◆ Excerto da fonte:

- - -

O primeiro-ministro afirmou, esta quarta-feira, que as alterações orgânicas na GNR e PSP vão libertar 4800 efectivos para funções operacionais e que, até 2012, serão investidos 400 milhões de euros na modernização das forças de segurança.
Tais medidas, acrescentou o chefe do executivo, permitirão decidir pela não realização, em 2008 e 2009, dos habituais concursos para novas admissões de guardas e agentes da GNR e da PSP.
Em termos de investimentos, Sócrates disse que, até Abril, chegará à Assembleia da República uma proposta de Lei de Programação de Instalações e Equipamentos das Forças de Segurança (veículos, instalações, comunicações, sistemas de informação, armamento e outros meios).

- - -

◆ Tarefa 1: Resuma em duas frases o texto sobre a GNR e a PSP.
◆ Tarefa 2: Segundo o texto sobre a GNR e a PSP, quantos efectivos as alterações orgânicas vão libertar para funções operacionais?
◆ Tarefa 3: Prossiga o texto sobre a GNR e a PSP a partir da última frase apresentada.

◆ Entradas da coleção:
- - -

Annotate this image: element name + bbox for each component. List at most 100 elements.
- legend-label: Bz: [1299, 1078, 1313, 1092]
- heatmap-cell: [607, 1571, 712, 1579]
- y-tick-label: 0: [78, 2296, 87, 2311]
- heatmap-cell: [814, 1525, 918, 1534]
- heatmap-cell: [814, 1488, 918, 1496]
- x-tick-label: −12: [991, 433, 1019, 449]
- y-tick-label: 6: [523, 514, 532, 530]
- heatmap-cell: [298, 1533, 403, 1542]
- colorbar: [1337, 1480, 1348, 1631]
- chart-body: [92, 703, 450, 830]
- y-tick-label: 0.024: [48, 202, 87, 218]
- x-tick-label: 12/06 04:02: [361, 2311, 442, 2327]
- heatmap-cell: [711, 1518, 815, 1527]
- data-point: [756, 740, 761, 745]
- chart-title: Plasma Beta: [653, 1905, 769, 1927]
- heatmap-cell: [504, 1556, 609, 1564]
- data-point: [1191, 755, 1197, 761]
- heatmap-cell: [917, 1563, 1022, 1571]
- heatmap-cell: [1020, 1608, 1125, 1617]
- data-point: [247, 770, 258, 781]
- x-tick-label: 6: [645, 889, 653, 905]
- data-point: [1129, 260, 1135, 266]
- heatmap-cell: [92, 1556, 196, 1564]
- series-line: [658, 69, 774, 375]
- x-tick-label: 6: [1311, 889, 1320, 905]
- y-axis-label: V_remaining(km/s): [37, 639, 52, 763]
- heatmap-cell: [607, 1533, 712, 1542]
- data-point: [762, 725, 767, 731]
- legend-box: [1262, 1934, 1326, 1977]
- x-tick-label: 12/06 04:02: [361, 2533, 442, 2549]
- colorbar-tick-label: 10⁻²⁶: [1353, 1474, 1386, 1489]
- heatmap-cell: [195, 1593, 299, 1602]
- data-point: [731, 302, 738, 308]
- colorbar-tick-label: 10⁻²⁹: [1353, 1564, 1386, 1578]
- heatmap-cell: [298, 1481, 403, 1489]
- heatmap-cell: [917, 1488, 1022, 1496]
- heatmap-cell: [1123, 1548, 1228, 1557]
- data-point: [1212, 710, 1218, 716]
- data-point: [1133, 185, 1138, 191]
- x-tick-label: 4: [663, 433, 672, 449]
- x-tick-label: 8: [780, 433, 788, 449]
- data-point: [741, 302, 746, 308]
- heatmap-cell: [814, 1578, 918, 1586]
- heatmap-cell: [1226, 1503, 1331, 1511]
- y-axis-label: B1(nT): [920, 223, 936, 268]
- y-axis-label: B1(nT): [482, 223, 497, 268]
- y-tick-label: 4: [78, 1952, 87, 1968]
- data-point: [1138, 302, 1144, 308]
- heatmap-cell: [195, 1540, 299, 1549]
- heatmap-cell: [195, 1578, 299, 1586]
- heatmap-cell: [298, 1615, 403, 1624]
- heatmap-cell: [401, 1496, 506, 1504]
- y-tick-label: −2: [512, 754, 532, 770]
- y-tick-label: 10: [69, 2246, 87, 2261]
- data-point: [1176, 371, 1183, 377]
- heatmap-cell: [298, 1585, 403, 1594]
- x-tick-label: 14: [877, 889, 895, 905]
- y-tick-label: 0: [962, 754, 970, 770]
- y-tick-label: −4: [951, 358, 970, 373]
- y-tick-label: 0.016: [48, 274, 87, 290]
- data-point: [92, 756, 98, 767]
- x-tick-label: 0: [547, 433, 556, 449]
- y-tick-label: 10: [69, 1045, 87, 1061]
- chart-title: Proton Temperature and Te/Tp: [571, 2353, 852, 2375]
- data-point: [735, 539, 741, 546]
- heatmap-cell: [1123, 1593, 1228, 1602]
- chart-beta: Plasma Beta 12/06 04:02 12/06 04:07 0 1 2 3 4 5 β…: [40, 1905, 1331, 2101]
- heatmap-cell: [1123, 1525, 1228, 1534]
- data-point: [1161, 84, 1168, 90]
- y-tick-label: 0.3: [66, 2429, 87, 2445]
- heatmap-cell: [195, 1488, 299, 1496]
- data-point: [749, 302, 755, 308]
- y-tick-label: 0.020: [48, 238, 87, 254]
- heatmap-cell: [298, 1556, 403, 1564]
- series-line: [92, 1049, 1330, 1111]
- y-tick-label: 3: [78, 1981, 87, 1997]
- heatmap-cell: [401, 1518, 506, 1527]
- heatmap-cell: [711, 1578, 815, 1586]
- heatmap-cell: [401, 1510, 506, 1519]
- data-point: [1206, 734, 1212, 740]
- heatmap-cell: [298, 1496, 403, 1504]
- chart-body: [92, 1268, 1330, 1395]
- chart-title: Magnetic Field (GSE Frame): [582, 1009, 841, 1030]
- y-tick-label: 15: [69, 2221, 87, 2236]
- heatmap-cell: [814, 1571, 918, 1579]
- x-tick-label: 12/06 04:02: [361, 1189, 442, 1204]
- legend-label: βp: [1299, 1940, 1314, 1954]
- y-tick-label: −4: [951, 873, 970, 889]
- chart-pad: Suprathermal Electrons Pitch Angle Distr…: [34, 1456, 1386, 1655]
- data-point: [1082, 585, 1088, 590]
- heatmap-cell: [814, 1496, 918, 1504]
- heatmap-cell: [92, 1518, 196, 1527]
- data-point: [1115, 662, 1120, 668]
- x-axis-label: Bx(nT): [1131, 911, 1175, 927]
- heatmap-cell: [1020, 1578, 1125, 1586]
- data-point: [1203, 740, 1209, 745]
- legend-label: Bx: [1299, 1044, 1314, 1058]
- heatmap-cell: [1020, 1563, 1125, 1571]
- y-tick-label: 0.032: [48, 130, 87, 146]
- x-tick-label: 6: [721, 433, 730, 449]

- - -

◆ Resposta 1: O primeiro-ministro afirmou que as alterações orgânicas na GNR e na PSP vão libertar 4800 efectivos para funções operacionais e que, até 2012, serão investidos 400 milhões de euros na modernização das forças de segurança. Segundo ele, estas medidas permitem não realizar em 2008 e 2009 os habituais concursos de admissão, e até Abril chegará à Assembleia da República uma proposta de Lei de Programação de Instalações e Equipamentos das Forças de Segurança.

◆ Resposta 2: 4800 efectivos.

◆ Resposta 3:
No domínio da qualificação dos recursos, o primeiro-ministro afirmou que será fixado o 11º ano de escolaridade como requisito de admissão ao curso de guardas, "garantindo a equivalência deste curso ao 12º ano", por outro lado, os cursos ministrados nos estabelecimentos de ensino superior policial e militar serão adoptados ao Processo de Bolonha.
José Sócrates disse que as principais linhas da reforma do sistema e das forças de segurança serão aprovadas quinta-feira em Conselho de Ministros e até Junho entrará na Assembleia da República uma proposta de revisão da Lei de Segurança Interna, processo em que pediu um consenso alargado no Parlamento.